* [Work to complete] Within the listing below, locate all lines containing the word "Photo". Copy each one.

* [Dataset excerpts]
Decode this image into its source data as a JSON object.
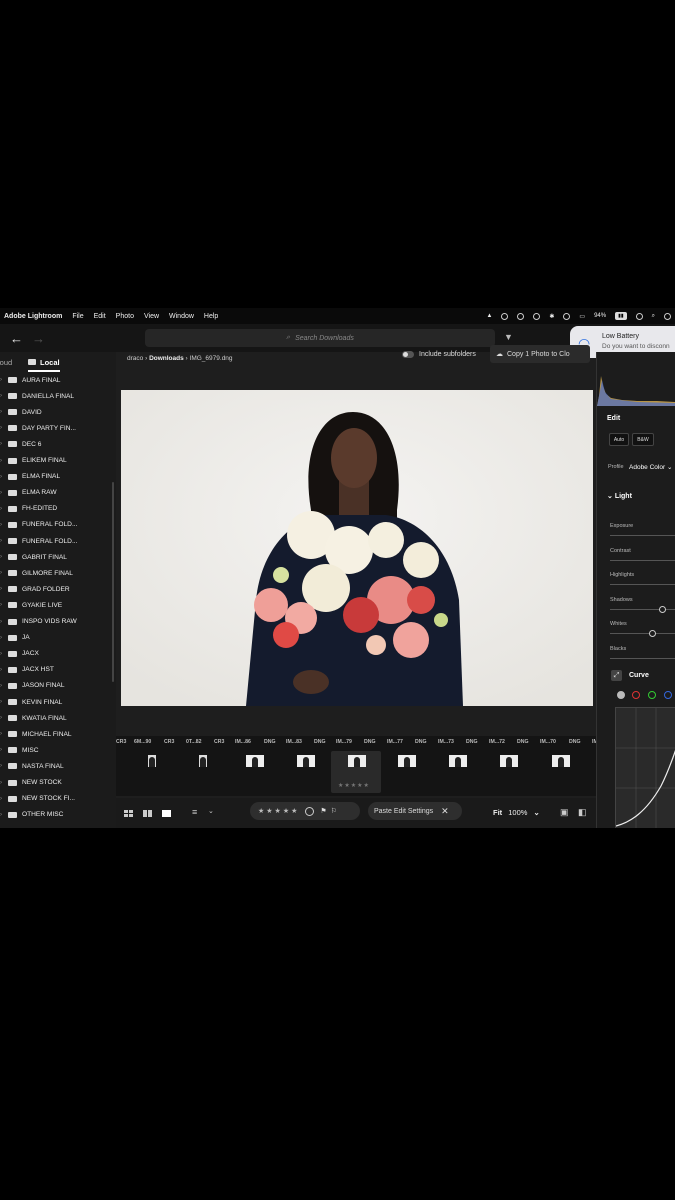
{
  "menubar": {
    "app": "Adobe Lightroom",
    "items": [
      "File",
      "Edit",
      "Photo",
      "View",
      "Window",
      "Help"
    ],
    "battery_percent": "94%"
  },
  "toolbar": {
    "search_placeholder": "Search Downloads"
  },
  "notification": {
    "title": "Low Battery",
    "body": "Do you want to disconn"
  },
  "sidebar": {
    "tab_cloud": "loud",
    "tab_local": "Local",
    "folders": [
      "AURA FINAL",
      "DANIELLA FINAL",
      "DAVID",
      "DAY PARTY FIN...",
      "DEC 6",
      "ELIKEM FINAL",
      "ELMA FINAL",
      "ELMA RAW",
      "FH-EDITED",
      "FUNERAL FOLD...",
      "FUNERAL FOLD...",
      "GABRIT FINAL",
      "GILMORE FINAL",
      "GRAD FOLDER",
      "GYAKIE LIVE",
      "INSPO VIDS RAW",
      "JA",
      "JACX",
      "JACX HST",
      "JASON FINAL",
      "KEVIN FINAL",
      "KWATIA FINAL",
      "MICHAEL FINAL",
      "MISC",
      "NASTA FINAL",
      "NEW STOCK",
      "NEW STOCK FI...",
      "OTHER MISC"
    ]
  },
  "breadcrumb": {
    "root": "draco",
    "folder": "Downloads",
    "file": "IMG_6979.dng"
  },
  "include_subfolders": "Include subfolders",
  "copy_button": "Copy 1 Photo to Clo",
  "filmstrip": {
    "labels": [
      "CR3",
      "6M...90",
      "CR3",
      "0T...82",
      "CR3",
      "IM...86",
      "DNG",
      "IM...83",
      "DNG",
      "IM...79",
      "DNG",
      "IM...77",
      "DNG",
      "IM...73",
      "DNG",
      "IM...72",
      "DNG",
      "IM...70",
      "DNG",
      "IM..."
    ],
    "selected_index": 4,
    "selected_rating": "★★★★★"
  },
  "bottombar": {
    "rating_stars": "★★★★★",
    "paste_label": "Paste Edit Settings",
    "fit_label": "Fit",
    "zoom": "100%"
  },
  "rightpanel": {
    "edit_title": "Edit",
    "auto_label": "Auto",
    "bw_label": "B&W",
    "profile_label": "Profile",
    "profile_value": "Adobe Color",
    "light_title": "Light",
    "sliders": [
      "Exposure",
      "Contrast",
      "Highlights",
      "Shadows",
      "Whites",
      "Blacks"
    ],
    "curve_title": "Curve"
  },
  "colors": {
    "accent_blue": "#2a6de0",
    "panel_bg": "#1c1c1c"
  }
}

==

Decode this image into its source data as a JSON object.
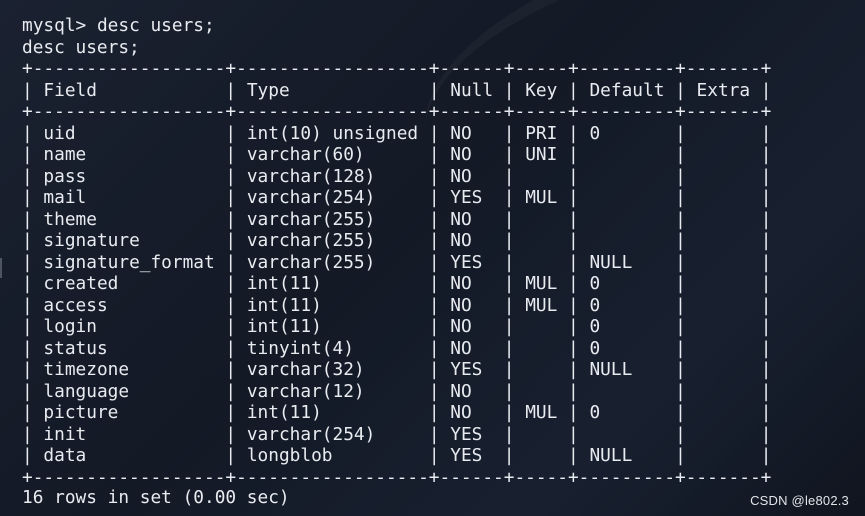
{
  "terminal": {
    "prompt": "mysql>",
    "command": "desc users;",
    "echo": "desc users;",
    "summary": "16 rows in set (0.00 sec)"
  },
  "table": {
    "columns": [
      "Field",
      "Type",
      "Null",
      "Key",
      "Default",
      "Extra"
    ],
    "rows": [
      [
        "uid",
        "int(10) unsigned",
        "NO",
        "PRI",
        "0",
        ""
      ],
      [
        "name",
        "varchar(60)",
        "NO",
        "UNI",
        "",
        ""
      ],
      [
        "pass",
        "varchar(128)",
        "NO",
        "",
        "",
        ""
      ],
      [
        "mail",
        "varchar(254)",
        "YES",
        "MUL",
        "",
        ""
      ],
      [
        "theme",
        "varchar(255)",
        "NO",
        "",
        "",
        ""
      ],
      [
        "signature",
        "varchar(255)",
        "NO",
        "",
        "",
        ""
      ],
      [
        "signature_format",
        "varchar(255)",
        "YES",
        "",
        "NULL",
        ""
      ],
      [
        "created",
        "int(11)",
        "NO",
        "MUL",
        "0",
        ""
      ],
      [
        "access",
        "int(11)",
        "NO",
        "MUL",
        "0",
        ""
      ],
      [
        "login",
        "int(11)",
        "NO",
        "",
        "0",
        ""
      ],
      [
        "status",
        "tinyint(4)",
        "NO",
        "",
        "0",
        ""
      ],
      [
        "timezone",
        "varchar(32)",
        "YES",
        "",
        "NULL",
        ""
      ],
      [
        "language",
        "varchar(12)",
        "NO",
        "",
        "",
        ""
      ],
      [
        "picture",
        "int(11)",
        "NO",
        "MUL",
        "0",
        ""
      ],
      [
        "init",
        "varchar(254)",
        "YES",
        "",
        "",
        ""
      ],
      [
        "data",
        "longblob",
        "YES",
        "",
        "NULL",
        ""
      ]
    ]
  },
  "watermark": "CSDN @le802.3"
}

* [Result below]
      "Photo",
  "copy_button": "Copy 1 Photo to Clo",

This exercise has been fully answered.